> **TO BE DONE**
Filter for the word "this" and keep each matching line.

> **EXCERPTED DATA**
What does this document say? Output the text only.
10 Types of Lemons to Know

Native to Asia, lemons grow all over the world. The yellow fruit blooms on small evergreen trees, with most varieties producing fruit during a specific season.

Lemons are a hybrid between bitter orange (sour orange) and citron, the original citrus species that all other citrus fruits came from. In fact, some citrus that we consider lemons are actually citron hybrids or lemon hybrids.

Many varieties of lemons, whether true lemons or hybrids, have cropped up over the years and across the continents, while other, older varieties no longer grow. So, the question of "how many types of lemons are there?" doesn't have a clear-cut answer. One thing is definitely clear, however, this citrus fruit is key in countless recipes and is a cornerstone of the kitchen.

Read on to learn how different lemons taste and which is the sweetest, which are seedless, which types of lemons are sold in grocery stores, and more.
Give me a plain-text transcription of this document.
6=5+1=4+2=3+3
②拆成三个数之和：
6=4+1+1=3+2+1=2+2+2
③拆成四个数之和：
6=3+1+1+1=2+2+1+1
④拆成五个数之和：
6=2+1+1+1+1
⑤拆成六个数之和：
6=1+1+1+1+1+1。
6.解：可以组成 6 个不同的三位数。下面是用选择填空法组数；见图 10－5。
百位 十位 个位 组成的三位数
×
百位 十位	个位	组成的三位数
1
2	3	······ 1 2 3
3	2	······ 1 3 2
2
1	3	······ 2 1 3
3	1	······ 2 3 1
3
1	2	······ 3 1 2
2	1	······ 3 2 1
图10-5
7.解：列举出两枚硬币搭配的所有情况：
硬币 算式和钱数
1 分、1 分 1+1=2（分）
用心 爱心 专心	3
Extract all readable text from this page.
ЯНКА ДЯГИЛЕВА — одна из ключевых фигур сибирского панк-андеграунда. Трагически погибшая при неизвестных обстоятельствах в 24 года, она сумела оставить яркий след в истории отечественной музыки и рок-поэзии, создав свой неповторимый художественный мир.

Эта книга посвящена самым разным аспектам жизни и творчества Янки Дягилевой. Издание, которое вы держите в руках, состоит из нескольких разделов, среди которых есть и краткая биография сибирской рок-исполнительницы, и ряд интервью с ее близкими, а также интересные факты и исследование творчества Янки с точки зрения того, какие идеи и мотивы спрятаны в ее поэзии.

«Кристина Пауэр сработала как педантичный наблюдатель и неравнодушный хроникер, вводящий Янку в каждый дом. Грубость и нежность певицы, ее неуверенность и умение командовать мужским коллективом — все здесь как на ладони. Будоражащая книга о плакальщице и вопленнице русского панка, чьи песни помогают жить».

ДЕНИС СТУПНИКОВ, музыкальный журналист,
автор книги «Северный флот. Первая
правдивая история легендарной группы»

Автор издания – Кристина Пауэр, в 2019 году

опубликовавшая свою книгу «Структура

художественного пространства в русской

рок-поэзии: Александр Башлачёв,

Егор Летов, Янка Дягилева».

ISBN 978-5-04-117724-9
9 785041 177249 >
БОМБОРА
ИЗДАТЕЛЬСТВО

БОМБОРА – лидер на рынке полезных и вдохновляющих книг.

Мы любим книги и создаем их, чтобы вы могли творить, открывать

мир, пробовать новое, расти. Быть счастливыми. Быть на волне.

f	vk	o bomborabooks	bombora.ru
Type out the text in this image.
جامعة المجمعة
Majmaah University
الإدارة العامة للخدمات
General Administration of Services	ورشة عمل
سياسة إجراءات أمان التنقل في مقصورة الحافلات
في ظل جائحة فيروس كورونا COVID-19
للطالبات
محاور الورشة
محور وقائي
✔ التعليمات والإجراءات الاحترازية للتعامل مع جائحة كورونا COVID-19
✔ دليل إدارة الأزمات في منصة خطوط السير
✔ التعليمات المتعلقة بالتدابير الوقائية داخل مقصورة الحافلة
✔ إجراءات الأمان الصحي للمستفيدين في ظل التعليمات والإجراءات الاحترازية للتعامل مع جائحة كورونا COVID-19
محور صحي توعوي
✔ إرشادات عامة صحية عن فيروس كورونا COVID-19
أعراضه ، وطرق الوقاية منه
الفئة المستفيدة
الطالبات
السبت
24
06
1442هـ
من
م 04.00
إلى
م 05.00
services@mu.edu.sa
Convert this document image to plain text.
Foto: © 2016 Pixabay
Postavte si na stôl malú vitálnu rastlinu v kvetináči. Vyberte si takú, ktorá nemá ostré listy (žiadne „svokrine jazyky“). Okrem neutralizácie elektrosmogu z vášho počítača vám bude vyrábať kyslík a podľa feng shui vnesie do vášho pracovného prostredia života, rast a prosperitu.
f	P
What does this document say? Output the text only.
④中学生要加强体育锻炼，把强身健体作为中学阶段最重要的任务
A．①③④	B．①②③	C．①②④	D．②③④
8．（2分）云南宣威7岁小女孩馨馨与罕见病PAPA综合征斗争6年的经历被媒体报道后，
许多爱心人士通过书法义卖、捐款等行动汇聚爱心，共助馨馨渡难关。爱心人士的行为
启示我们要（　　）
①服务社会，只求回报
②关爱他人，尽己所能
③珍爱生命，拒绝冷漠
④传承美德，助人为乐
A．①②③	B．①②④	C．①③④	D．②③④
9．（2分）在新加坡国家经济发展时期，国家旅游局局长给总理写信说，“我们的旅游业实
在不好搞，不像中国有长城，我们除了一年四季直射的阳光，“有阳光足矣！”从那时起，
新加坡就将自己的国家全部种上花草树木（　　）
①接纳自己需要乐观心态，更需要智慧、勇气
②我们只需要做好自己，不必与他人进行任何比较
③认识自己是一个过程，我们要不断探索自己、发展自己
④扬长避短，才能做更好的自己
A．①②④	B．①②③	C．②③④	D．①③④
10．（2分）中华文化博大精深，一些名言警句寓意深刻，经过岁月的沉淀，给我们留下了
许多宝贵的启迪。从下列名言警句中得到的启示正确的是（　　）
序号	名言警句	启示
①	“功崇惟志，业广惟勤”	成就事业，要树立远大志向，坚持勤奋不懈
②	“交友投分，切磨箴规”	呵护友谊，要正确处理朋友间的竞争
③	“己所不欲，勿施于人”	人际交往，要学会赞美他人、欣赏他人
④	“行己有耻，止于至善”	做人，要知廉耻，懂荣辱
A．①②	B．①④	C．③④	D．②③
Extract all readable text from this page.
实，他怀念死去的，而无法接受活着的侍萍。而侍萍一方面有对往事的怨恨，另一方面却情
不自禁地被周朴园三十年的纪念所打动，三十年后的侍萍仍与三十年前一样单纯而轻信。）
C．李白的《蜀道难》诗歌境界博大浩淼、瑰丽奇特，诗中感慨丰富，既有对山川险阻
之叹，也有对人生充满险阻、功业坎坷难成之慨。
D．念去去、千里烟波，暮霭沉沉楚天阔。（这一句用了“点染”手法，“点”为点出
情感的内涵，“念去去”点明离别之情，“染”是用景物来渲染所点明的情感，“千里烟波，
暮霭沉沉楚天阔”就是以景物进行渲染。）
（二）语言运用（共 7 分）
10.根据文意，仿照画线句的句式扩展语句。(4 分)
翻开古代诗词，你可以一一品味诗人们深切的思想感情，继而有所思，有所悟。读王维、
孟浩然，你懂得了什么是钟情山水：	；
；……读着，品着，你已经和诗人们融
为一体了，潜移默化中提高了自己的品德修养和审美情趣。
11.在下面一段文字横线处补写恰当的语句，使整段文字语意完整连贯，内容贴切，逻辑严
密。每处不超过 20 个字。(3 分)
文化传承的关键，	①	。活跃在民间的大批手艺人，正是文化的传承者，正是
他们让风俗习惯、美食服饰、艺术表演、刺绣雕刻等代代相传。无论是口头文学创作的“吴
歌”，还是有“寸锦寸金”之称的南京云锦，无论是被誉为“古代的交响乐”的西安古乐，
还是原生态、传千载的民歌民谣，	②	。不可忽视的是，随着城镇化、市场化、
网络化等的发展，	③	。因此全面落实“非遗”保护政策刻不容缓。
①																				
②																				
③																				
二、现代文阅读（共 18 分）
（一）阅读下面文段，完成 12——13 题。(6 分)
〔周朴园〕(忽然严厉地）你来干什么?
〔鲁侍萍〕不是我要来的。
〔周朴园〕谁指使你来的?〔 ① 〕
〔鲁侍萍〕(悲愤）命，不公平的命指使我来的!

> **SOLVED PROBLEM**
What does this document say? Output the text only.
Many varieties of lemons, whether true lemons or hybrids, have cropped up over the years and across the continents, while other, older varieties no longer grow. So, the question of "how many types of lemons are there?" doesn't have a clear-cut answer. One thing is definitely clear, however, this citrus fruit is key in countless recipes and is a cornerstone of the kitchen.
Give me a plain-text transcription of this document.
Extract all readable text from this page.
Type out the text in this image.
Convert this document image to plain text.
What does this document say? Output the text only.
Extract all readable text from this page.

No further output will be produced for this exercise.